• WHAT IS EXPECTED
Give a two-sentence summary of the passage about the fires on the quay of Leith.

• PASSAGE SHOWN

But it is not a feast; it is for a much more grim and gruesome function that the fires are blazing on the quay of Leith. Twenty years before, the mate who with the skipper is watching the flickering flames and the black figures which pass and repass before them, has run away from his home and his widowed mother, drawn by the allurements of the adventurous life of the, sea, and now he is returning to her who, he knows, has been waiting for him so wearily, perhaps so despairingly. He leaps on shore and eagerly speeds to the familiar cottage, but though there are lights on the shore there are 171 none in the little window. Still, his mother may be safely asleep in bed, but his eager knocking meets with no reply. The terrible thought of death overwhelms his spirit, though he does not, cannot guess the awful truth. A form draws near the darkness and reveals the haggard countenance of a kinswoman who slowly tells the piteous story. The superstitious pedant King James VI had landed at Leith trembling at the terrors of the sea, and convinced that the spells of witchcraft had raised the storm that had threatened his sacred person. When kings demanded witches there were plenty to find them, and among the three that were found was the lonely old woman.

            ‘“They bade her tell she had wrought the spell
                 That made the tempest blaw;
            They strippit her bare as a naked bairn,
            They tried her wi’ pincers and heated airn
                 Till she shriek’d and swooned awa’!

            ‘“O Robin, Robin, the King sat there,
                 While the cruel deed was done,
            And the clergy o’ Christ ne’er bade him spare
                 For the sake o’ God’s ain Son: . . .”

            ‘The lights of Leith: the lights of Leith:
                 Like Hell’s own lights they glow
            While the sailor stands with his trembling hands
                 Prest hard on his heart in woe.

            ‘“O Robin, Robin . . . they doom’d her to burn                                    172
                 Down yonner upon the quay . . .
            This night was the night . . . see the light, see the light:
                 How it burns by the side o’ the sea!”

The distraught man can hear no more: he rushes madly towards the pyramids of flame that redden the night.

            ‘What madman is he who leaps in where they gleam,
                 Close, close to the centremost form?
            “O mither, O mither:” he cries with a scream,
                 That rings through the heart of the storm.

            ‘He can see the white hair snowing down through the glare,
                 The white face upraised to the skies—
            Then the cruel red blaze blots the thing from his gaze,
                 And he falls on his face—and dies.

            ‘The lights of Leith: the lights of Leith:
                 See, see they are flaming still:
            Through the clouds of the past their flame is cast
                 While the Sabbath bells ring shrill.

• SOURCE MATERIAL
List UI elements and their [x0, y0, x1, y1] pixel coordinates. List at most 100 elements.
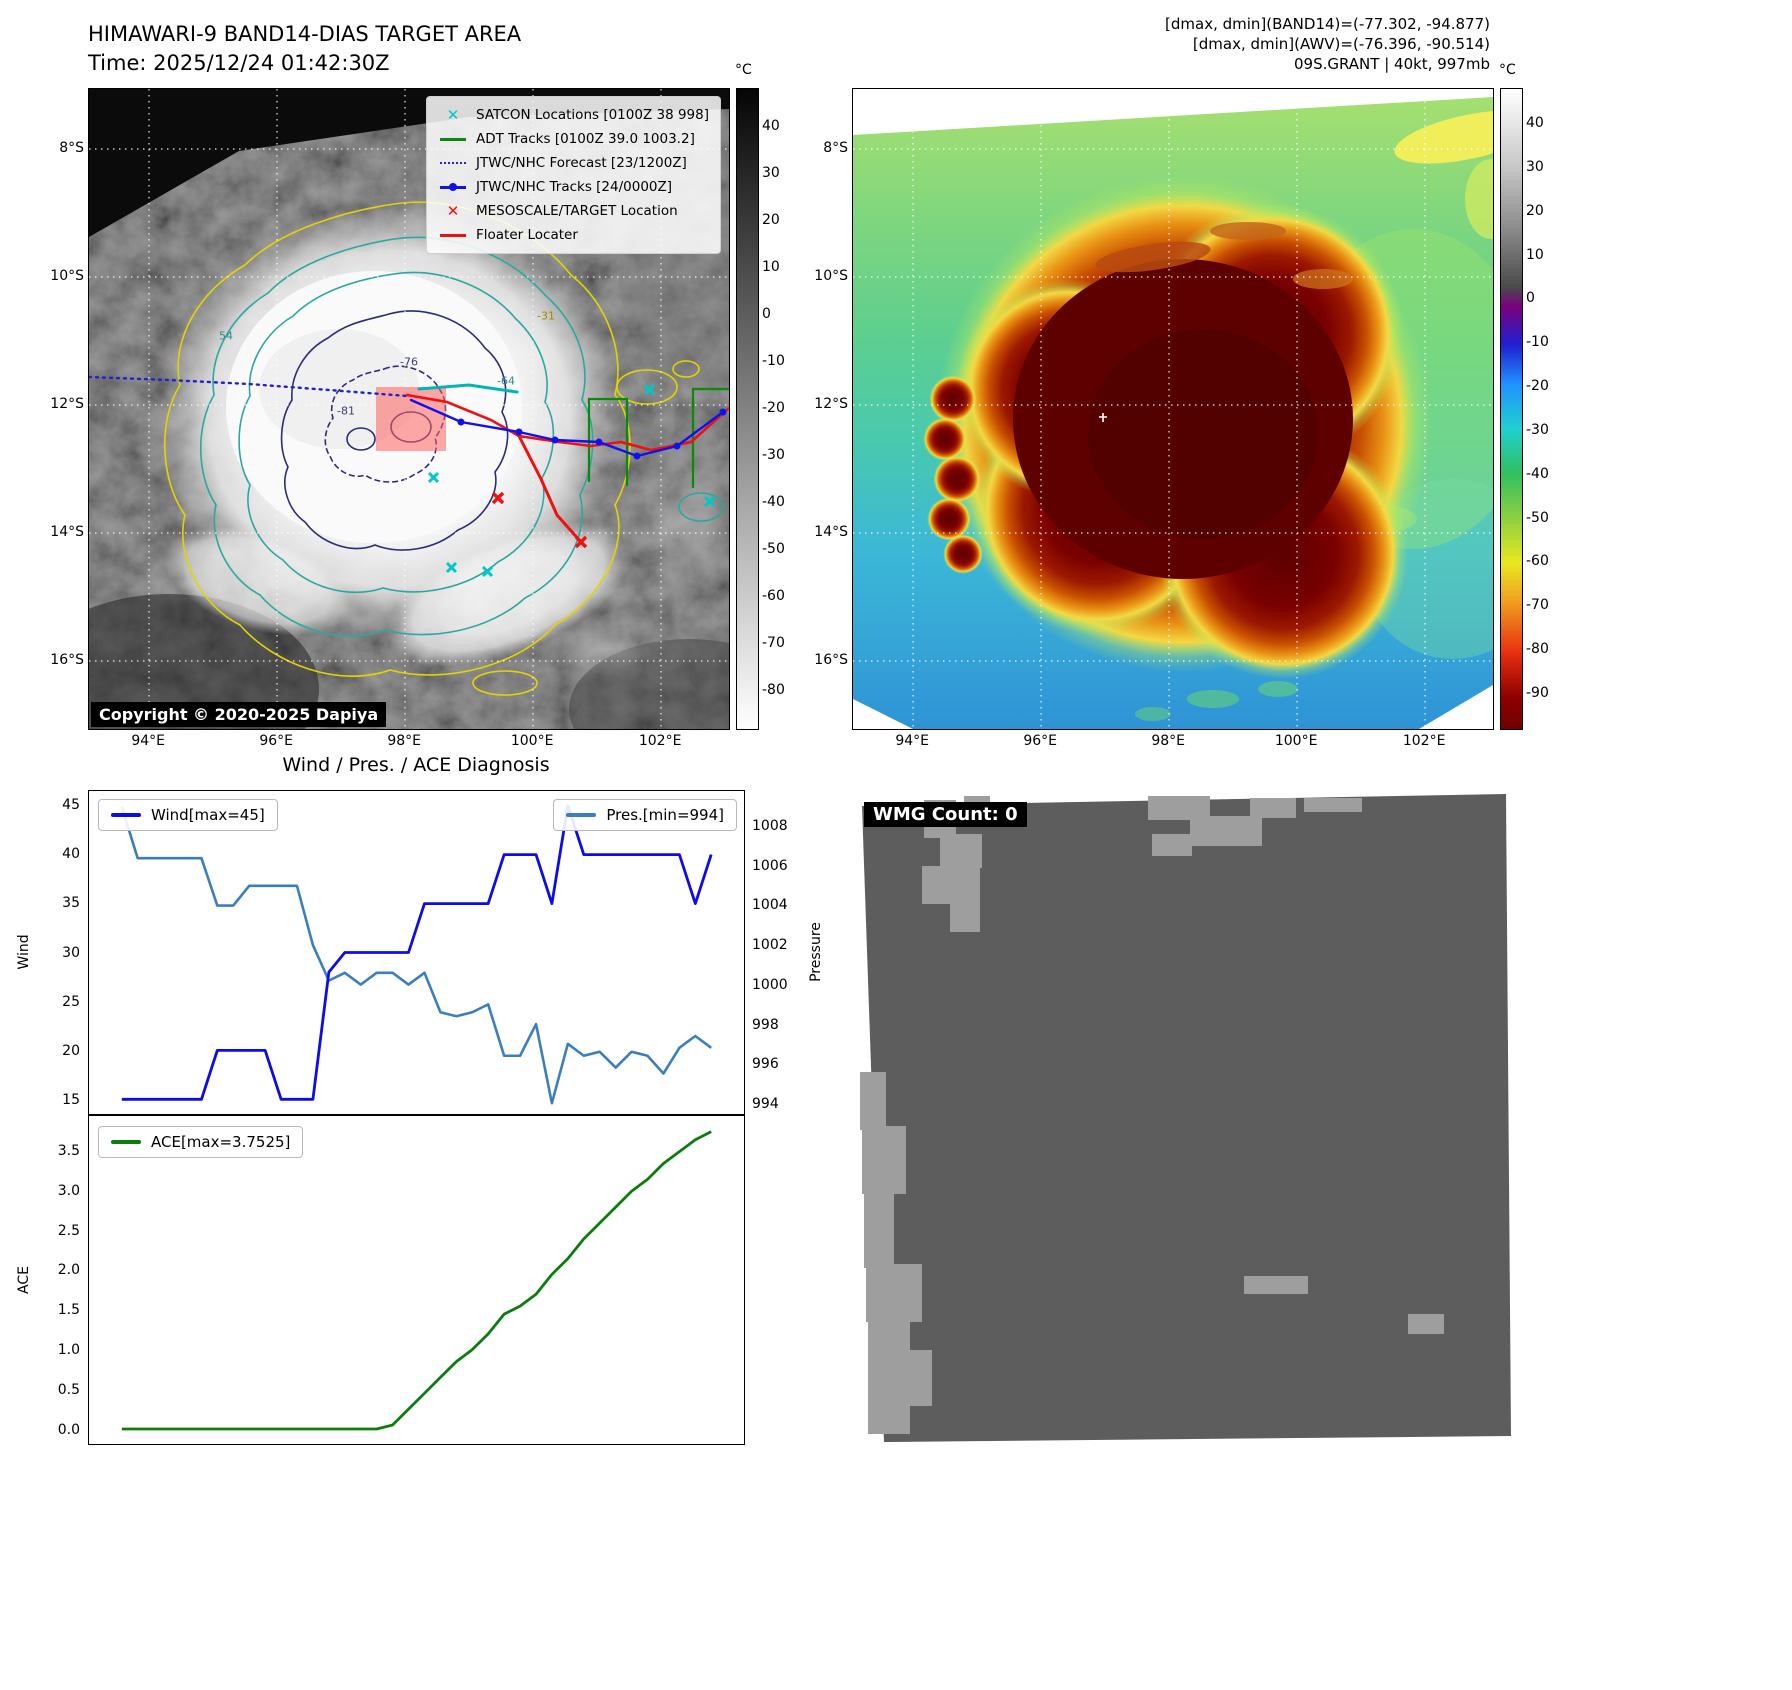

• RIGHT ANSWER
Returning to Leith after twenty years at sea, the mate finds his widowed mother's cottage dark and learns from a kinswoman what happened. King James VI, convinced that witchcraft had raised a storm against him, had her condemned as a witch, tortured, and sentenced to burn on the quay that very night, and the son rushes into the flames crying for his mother, sees her white hair and face in the glare, and falls dead.